→ **STATED EXERCISE**: Every entry must be given again exactly.

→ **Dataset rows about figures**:
★ ★ ★ ★ ★ ★ ★

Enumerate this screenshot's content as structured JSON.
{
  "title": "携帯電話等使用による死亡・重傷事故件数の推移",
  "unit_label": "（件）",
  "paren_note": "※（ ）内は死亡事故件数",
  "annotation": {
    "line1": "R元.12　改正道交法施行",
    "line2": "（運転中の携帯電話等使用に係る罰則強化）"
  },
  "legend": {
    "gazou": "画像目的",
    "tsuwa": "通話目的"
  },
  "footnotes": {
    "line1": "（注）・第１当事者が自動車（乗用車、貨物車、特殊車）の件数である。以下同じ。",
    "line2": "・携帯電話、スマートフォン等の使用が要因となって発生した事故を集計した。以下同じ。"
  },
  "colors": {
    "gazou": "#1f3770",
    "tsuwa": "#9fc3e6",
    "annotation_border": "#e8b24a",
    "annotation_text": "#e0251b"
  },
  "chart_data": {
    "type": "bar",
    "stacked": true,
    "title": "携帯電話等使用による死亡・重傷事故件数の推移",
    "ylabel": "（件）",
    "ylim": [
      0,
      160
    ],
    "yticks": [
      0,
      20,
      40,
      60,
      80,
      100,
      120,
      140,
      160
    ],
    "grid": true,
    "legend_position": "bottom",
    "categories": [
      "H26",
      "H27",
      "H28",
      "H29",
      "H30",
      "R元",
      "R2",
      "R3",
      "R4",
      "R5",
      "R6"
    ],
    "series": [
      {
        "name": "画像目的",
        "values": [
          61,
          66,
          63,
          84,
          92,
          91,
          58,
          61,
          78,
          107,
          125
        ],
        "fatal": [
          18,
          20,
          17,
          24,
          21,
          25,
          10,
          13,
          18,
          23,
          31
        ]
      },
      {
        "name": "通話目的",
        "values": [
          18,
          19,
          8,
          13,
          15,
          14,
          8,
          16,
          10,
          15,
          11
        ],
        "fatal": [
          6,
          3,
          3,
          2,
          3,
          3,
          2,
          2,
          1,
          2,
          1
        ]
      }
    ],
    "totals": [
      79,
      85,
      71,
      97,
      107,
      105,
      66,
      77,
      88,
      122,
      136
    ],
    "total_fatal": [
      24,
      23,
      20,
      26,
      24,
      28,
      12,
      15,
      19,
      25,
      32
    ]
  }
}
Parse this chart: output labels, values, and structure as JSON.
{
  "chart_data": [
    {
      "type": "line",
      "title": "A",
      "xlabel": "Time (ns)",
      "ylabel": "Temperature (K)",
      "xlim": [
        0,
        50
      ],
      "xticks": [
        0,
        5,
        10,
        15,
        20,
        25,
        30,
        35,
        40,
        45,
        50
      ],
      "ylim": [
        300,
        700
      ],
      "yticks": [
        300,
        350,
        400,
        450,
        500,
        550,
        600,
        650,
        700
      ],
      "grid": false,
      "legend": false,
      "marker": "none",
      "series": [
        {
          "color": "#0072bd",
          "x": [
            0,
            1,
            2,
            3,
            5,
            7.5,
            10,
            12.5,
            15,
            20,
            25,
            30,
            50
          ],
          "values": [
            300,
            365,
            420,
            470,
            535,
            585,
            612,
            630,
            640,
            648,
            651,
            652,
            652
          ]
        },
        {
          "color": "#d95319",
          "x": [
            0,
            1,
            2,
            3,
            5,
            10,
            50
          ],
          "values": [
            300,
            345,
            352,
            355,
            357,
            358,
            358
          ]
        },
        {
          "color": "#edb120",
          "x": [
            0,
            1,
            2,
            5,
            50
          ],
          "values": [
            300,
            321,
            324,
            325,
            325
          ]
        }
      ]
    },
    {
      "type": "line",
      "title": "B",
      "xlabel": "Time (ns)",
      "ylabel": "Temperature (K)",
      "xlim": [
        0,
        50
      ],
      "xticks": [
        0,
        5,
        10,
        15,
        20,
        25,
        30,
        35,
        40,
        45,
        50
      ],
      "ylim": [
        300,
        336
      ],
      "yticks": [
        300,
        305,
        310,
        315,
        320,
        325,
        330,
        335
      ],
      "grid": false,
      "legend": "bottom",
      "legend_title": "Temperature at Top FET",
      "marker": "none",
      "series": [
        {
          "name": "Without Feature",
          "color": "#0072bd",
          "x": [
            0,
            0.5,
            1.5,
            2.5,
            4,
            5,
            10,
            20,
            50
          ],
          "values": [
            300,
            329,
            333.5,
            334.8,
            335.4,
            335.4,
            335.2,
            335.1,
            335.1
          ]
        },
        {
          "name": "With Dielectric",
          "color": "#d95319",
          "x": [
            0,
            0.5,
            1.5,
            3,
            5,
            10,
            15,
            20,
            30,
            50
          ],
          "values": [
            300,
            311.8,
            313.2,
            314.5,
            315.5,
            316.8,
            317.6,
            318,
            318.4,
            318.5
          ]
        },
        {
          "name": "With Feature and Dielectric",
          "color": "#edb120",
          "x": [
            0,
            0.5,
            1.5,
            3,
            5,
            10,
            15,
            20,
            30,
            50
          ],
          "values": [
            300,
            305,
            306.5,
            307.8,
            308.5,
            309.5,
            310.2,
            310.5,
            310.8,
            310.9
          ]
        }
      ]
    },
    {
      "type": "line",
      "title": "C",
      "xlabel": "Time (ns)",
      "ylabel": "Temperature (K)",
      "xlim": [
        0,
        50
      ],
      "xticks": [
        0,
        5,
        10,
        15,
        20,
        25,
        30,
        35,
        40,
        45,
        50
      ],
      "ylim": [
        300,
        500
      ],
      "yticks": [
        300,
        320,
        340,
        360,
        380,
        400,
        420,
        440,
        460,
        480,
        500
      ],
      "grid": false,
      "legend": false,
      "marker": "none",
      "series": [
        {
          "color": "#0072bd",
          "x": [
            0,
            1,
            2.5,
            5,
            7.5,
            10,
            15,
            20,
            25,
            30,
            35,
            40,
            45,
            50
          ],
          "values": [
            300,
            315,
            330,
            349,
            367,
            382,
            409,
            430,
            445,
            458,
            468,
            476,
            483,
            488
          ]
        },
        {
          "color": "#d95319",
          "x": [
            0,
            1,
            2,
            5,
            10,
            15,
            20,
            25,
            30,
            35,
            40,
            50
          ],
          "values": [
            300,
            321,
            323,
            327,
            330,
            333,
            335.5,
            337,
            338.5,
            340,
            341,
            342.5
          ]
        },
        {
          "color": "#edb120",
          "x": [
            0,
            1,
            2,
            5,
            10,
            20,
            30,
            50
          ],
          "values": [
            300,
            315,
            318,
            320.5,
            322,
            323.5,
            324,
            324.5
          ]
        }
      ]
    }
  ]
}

★ ★ ★ ★ ★ ★ ★

→ **RESULT FOR THIS EXERCISE**:
Enumerate this screenshot's content as structured JSON.
{
  "title": "携帯電話等使用による死亡・重傷事故件数の推移",
  "unit_label": "（件）",
  "paren_note": "※（ ）内は死亡事故件数",
  "annotation": {
    "line1": "R元.12　改正道交法施行",
    "line2": "（運転中の携帯電話等使用に係る罰則強化）"
  },
  "legend": {
    "gazou": "画像目的",
    "tsuwa": "通話目的"
  },
  "footnotes": {
    "line1": "（注）・第１当事者が自動車（乗用車、貨物車、特殊車）の件数である。以下同じ。",
    "line2": "・携帯電話、スマートフォン等の使用が要因となって発生した事故を集計した。以下同じ。"
  },
  "colors": {
    "gazou": "#1f3770",
    "tsuwa": "#9fc3e6",
    "annotation_border": "#e8b24a",
    "annotation_text": "#e0251b"
  },
  "chart_data": {
    "type": "bar",
    "stacked": true,
    "title": "携帯電話等使用による死亡・重傷事故件数の推移",
    "ylabel": "（件）",
    "ylim": [
      0,
      160
    ],
    "yticks": [
      0,
      20,
      40,
      60,
      80,
      100,
      120,
      140,
      160
    ],
    "grid": true,
    "legend_position": "bottom",
    "categories": [
      "H26",
      "H27",
      "H28",
      "H29",
      "H30",
      "R元",
      "R2",
      "R3",
      "R4",
      "R5",
      "R6"
    ],
    "series": [
      {
        "name": "画像目的",
        "values": [
          61,
          66,
          63,
          84,
          92,
          91,
          58,
          61,
          78,
          107,
          125
        ],
        "fatal": [
          18,
          20,
          17,
          24,
          21,
          25,
          10,
          13,
          18,
          23,
          31
        ]
      },
      {
        "name": "通話目的",
        "values": [
          18,
          19,
          8,
          13,
          15,
          14,
          8,
          16,
          10,
          15,
          11
        ],
        "fatal": [
          6,
          3,
          3,
          2,
          3,
          3,
          2,
          2,
          1,
          2,
          1
        ]
      }
    ],
    "totals": [
      79,
      85,
      71,
      97,
      107,
      105,
      66,
      77,
      88,
      122,
      136
    ],
    "total_fatal": [
      24,
      23,
      20,
      26,
      24,
      28,
      12,
      15,
      19,
      25,
      32
    ]
  }
}
Parse this chart: output labels, values, and structure as JSON.
{
  "chart_data": [
    {
      "type": "line",
      "title": "A",
      "xlabel": "Time (ns)",
      "ylabel": "Temperature (K)",
      "xlim": [
        0,
        50
      ],
      "xticks": [
        0,
        5,
        10,
        15,
        20,
        25,
        30,
        35,
        40,
        45,
        50
      ],
      "ylim": [
        300,
        700
      ],
      "yticks": [
        300,
        350,
        400,
        450,
        500,
        550,
        600,
        650,
        700
      ],
      "grid": false,
      "legend": false,
      "marker": "none",
      "series": [
        {
          "color": "#0072bd",
          "x": [
            0,
            1,
            2,
            3,
            5,
            7.5,
            10,
            12.5,
            15,
            20,
            25,
            30,
            50
          ],
          "values": [
            300,
            365,
            420,
            470,
            535,
            585,
            612,
            630,
            640,
            648,
            651,
            652,
            652
          ]
        },
        {
          "color": "#d95319",
          "x": [
            0,
            1,
            2,
            3,
            5,
            10,
            50
          ],
          "values": [
            300,
            345,
            352,
            355,
            357,
            358,
            358
          ]
        },
        {
          "color": "#edb120",
          "x": [
            0,
            1,
            2,
            5,
            50
          ],
          "values": [
            300,
            321,
            324,
            325,
            325
          ]
        }
      ]
    },
    {
      "type": "line",
      "title": "B",
      "xlabel": "Time (ns)",
      "ylabel": "Temperature (K)",
      "xlim": [
        0,
        50
      ],
      "xticks": [
        0,
        5,
        10,
        15,
        20,
        25,
        30,
        35,
        40,
        45,
        50
      ],
      "ylim": [
        300,
        336
      ],
      "yticks": [
        300,
        305,
        310,
        315,
        320,
        325,
        330,
        335
      ],
      "grid": false,
      "legend": "bottom",
      "legend_title": "Temperature at Top FET",
      "marker": "none",
      "series": [
        {
          "name": "Without Feature",
          "color": "#0072bd",
          "x": [
            0,
            0.5,
            1.5,
            2.5,
            4,
            5,
            10,
            20,
            50
          ],
          "values": [
            300,
            329,
            333.5,
            334.8,
            335.4,
            335.4,
            335.2,
            335.1,
            335.1
          ]
        },
        {
          "name": "With Dielectric",
          "color": "#d95319",
          "x": [
            0,
            0.5,
            1.5,
            3,
            5,
            10,
            15,
            20,
            30,
            50
          ],
          "values": [
            300,
            311.8,
            313.2,
            314.5,
            315.5,
            316.8,
            317.6,
            318,
            318.4,
            318.5
          ]
        },
        {
          "name": "With Feature and Dielectric",
          "color": "#edb120",
          "x": [
            0,
            0.5,
            1.5,
            3,
            5,
            10,
            15,
            20,
            30,
            50
          ],
          "values": [
            300,
            305,
            306.5,
            307.8,
            308.5,
            309.5,
            310.2,
            310.5,
            310.8,
            310.9
          ]
        }
      ]
    },
    {
      "type": "line",
      "title": "C",
      "xlabel": "Time (ns)",
      "ylabel": "Temperature (K)",
      "xlim": [
        0,
        50
      ],
      "xticks": [
        0,
        5,
        10,
        15,
        20,
        25,
        30,
        35,
        40,
        45,
        50
      ],
      "ylim": [
        300,
        500
      ],
      "yticks": [
        300,
        320,
        340,
        360,
        380,
        400,
        420,
        440,
        460,
        480,
        500
      ],
      "grid": false,
      "legend": false,
      "marker": "none",
      "series": [
        {
          "color": "#0072bd",
          "x": [
            0,
            1,
            2.5,
            5,
            7.5,
            10,
            15,
            20,
            25,
            30,
            35,
            40,
            45,
            50
          ],
          "values": [
            300,
            315,
            330,
            349,
            367,
            382,
            409,
            430,
            445,
            458,
            468,
            476,
            483,
            488
          ]
        },
        {
          "color": "#d95319",
          "x": [
            0,
            1,
            2,
            5,
            10,
            15,
            20,
            25,
            30,
            35,
            40,
            50
          ],
          "values": [
            300,
            321,
            323,
            327,
            330,
            333,
            335.5,
            337,
            338.5,
            340,
            341,
            342.5
          ]
        },
        {
          "color": "#edb120",
          "x": [
            0,
            1,
            2,
            5,
            10,
            20,
            30,
            50
          ],
          "values": [
            300,
            315,
            318,
            320.5,
            322,
            323.5,
            324,
            324.5
          ]
        }
      ]
    }
  ]
}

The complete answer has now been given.